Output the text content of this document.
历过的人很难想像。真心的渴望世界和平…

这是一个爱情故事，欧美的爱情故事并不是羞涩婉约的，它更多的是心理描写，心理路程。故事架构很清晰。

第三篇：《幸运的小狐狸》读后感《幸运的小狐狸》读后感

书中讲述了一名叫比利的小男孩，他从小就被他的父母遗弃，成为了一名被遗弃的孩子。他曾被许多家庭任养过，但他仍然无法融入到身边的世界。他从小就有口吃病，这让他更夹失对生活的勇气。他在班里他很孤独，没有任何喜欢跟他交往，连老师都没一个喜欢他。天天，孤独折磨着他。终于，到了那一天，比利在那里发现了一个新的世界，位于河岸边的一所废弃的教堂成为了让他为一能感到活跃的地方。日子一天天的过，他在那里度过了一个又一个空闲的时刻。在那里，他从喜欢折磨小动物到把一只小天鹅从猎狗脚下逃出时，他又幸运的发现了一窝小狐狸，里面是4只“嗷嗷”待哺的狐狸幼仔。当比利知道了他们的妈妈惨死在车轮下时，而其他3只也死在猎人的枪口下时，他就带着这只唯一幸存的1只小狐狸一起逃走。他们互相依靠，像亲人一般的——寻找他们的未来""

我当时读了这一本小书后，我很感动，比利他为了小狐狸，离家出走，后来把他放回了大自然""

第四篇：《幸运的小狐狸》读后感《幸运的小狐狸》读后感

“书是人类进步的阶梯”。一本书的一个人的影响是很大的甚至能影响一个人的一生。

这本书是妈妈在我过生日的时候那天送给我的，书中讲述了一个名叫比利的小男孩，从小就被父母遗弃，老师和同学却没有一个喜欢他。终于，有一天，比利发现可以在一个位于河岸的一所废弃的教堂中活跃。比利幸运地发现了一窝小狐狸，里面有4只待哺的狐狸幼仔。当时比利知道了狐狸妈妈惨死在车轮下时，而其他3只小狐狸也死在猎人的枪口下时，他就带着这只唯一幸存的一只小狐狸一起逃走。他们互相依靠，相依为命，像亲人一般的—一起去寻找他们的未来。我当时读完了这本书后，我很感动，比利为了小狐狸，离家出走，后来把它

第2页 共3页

------------------------------

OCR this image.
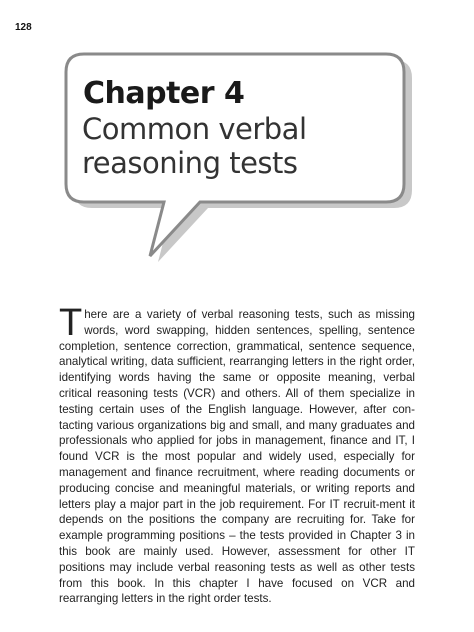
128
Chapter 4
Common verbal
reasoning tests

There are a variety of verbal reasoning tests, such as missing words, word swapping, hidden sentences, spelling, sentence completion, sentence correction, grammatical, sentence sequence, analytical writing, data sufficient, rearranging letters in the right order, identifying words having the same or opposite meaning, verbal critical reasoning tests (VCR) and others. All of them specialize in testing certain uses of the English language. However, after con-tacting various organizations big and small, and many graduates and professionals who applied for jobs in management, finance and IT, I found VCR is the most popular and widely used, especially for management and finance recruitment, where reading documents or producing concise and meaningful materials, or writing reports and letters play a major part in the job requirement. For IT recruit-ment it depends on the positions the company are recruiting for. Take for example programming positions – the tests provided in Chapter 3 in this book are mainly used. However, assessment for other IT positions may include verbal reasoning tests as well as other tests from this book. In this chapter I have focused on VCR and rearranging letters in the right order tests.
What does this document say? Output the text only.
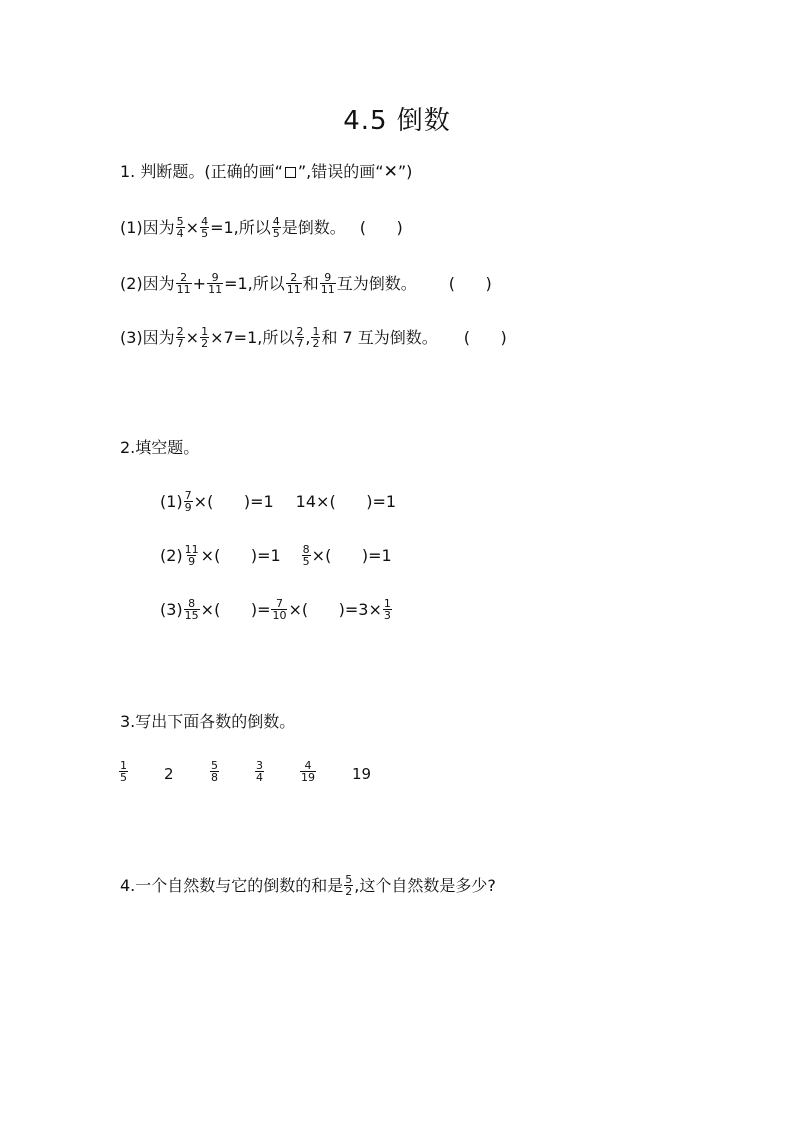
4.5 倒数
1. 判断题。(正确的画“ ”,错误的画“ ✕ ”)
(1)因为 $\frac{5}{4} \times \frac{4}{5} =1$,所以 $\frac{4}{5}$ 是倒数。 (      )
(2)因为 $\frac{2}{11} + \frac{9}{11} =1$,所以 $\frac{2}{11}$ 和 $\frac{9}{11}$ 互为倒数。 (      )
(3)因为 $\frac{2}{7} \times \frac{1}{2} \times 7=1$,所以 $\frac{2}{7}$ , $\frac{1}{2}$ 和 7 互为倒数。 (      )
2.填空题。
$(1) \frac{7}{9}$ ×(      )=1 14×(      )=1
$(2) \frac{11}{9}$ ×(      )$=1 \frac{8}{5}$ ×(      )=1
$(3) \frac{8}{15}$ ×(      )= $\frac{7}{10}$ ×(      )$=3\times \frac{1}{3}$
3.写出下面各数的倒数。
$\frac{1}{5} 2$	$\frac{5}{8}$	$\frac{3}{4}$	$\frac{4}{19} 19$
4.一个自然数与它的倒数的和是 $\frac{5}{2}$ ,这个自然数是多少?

------------------------------

Collect the complete line wherever the string "frac" appears in the records.

* _WORKED SOLUTION_:
(1)因为 $\frac{5}{4} \times \frac{4}{5} =1$,所以 $\frac{4}{5}$ 是倒数。 (      )
(2)因为 $\frac{2}{11} + \frac{9}{11} =1$,所以 $\frac{2}{11}$ 和 $\frac{9}{11}$ 互为倒数。 (      )
(3)因为 $\frac{2}{7} \times \frac{1}{2} \times 7=1$,所以 $\frac{2}{7}$ , $\frac{1}{2}$ 和 7 互为倒数。 (      )
$(1) \frac{7}{9}$ ×(      )=1 14×(      )=1
$(2) \frac{11}{9}$ ×(      )$=1 \frac{8}{5}$ ×(      )=1
$(3) \frac{8}{15}$ ×(      )= $\frac{7}{10}$ ×(      )$=3\times \frac{1}{3}$
$\frac{1}{5} 2$	$\frac{5}{8}$	$\frac{3}{4}$	$\frac{4}{19} 19$
4.一个自然数与它的倒数的和是 $\frac{5}{2}$ ,这个自然数是多少?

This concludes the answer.